→ **Written task**:
Quote the records beneath, complete and exact. Leave out images.

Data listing
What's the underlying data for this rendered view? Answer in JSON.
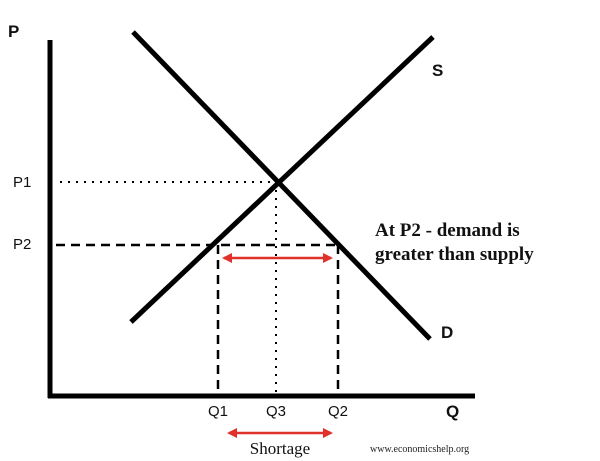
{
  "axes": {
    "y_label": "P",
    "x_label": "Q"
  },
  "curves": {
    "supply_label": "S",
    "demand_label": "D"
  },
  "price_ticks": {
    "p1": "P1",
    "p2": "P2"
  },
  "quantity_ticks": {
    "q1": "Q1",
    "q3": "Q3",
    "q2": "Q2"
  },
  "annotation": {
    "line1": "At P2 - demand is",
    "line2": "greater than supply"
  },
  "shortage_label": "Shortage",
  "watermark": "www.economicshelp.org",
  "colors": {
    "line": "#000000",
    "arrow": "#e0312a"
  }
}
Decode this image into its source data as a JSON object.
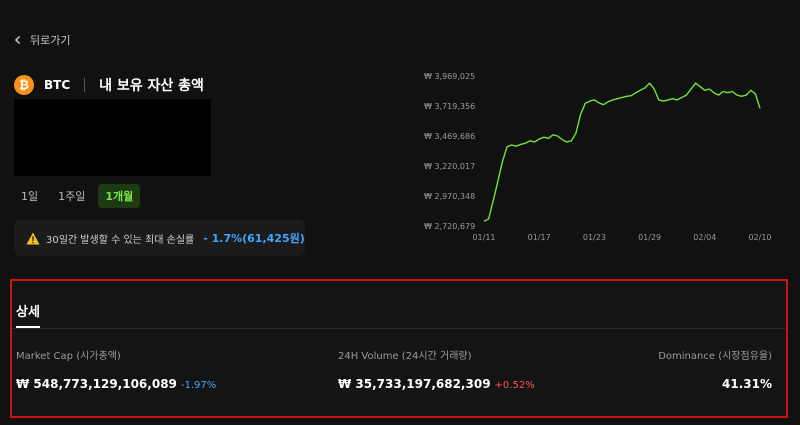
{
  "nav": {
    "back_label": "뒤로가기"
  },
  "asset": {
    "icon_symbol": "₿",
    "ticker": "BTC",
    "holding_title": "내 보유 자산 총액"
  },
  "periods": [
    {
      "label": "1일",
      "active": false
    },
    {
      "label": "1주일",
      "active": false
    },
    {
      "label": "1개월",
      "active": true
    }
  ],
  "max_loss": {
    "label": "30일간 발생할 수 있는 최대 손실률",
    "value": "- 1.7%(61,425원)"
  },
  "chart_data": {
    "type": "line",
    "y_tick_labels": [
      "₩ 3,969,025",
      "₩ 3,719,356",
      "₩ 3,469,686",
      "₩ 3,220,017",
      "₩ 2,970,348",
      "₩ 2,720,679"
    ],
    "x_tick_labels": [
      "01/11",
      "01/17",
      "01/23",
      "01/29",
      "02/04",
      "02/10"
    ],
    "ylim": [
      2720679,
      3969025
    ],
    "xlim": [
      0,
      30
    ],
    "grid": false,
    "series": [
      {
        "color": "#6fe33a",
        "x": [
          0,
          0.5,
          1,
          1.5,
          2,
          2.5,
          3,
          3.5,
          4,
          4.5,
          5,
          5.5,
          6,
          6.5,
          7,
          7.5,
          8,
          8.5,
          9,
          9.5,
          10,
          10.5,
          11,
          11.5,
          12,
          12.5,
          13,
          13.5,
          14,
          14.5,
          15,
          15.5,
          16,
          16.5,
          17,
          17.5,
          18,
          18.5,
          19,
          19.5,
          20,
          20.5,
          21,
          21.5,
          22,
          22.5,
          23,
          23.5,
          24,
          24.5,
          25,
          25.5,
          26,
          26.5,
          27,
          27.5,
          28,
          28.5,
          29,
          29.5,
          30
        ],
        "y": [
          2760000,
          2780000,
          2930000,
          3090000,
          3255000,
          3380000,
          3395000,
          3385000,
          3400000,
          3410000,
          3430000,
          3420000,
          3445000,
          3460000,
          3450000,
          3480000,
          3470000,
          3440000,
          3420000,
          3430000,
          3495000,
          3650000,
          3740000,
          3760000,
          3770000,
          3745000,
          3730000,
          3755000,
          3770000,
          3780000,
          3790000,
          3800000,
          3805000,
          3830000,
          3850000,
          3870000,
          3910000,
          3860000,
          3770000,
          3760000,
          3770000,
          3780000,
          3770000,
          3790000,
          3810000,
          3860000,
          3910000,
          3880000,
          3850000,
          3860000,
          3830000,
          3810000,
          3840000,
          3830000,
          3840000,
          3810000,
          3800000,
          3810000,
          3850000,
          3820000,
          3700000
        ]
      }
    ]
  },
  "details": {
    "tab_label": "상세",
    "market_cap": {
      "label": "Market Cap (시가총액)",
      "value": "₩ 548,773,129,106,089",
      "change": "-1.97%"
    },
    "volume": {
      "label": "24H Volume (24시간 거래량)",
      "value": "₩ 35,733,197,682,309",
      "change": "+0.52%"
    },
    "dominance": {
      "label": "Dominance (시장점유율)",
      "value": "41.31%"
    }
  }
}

→ **Correct output**:
What's the underlying data for this rendered view? Answer in JSON.
{
  "axes": {
    "y_label": "P",
    "x_label": "Q"
  },
  "curves": {
    "supply_label": "S",
    "demand_label": "D"
  },
  "price_ticks": {
    "p1": "P1",
    "p2": "P2"
  },
  "quantity_ticks": {
    "q1": "Q1",
    "q3": "Q3",
    "q2": "Q2"
  },
  "annotation": {
    "line1": "At P2 - demand is",
    "line2": "greater than supply"
  },
  "shortage_label": "Shortage",
  "watermark": "www.economicshelp.org",
  "colors": {
    "line": "#000000",
    "arrow": "#e0312a"
  }
}
Decode this image into its source data as a JSON object.
{
  "nav": {
    "back_label": "뒤로가기"
  },
  "asset": {
    "icon_symbol": "₿",
    "ticker": "BTC",
    "holding_title": "내 보유 자산 총액"
  },
  "periods": [
    {
      "label": "1일",
      "active": false
    },
    {
      "label": "1주일",
      "active": false
    },
    {
      "label": "1개월",
      "active": true
    }
  ],
  "max_loss": {
    "label": "30일간 발생할 수 있는 최대 손실률",
    "value": "- 1.7%(61,425원)"
  },
  "chart_data": {
    "type": "line",
    "y_tick_labels": [
      "₩ 3,969,025",
      "₩ 3,719,356",
      "₩ 3,469,686",
      "₩ 3,220,017",
      "₩ 2,970,348",
      "₩ 2,720,679"
    ],
    "x_tick_labels": [
      "01/11",
      "01/17",
      "01/23",
      "01/29",
      "02/04",
      "02/10"
    ],
    "ylim": [
      2720679,
      3969025
    ],
    "xlim": [
      0,
      30
    ],
    "grid": false,
    "series": [
      {
        "color": "#6fe33a",
        "x": [
          0,
          0.5,
          1,
          1.5,
          2,
          2.5,
          3,
          3.5,
          4,
          4.5,
          5,
          5.5,
          6,
          6.5,
          7,
          7.5,
          8,
          8.5,
          9,
          9.5,
          10,
          10.5,
          11,
          11.5,
          12,
          12.5,
          13,
          13.5,
          14,
          14.5,
          15,
          15.5,
          16,
          16.5,
          17,
          17.5,
          18,
          18.5,
          19,
          19.5,
          20,
          20.5,
          21,
          21.5,
          22,
          22.5,
          23,
          23.5,
          24,
          24.5,
          25,
          25.5,
          26,
          26.5,
          27,
          27.5,
          28,
          28.5,
          29,
          29.5,
          30
        ],
        "y": [
          2760000,
          2780000,
          2930000,
          3090000,
          3255000,
          3380000,
          3395000,
          3385000,
          3400000,
          3410000,
          3430000,
          3420000,
          3445000,
          3460000,
          3450000,
          3480000,
          3470000,
          3440000,
          3420000,
          3430000,
          3495000,
          3650000,
          3740000,
          3760000,
          3770000,
          3745000,
          3730000,
          3755000,
          3770000,
          3780000,
          3790000,
          3800000,
          3805000,
          3830000,
          3850000,
          3870000,
          3910000,
          3860000,
          3770000,
          3760000,
          3770000,
          3780000,
          3770000,
          3790000,
          3810000,
          3860000,
          3910000,
          3880000,
          3850000,
          3860000,
          3830000,
          3810000,
          3840000,
          3830000,
          3840000,
          3810000,
          3800000,
          3810000,
          3850000,
          3820000,
          3700000
        ]
      }
    ]
  },
  "details": {
    "tab_label": "상세",
    "market_cap": {
      "label": "Market Cap (시가총액)",
      "value": "₩ 548,773,129,106,089",
      "change": "-1.97%"
    },
    "volume": {
      "label": "24H Volume (24시간 거래량)",
      "value": "₩ 35,733,197,682,309",
      "change": "+0.52%"
    },
    "dominance": {
      "label": "Dominance (시장점유율)",
      "value": "41.31%"
    }
  }
}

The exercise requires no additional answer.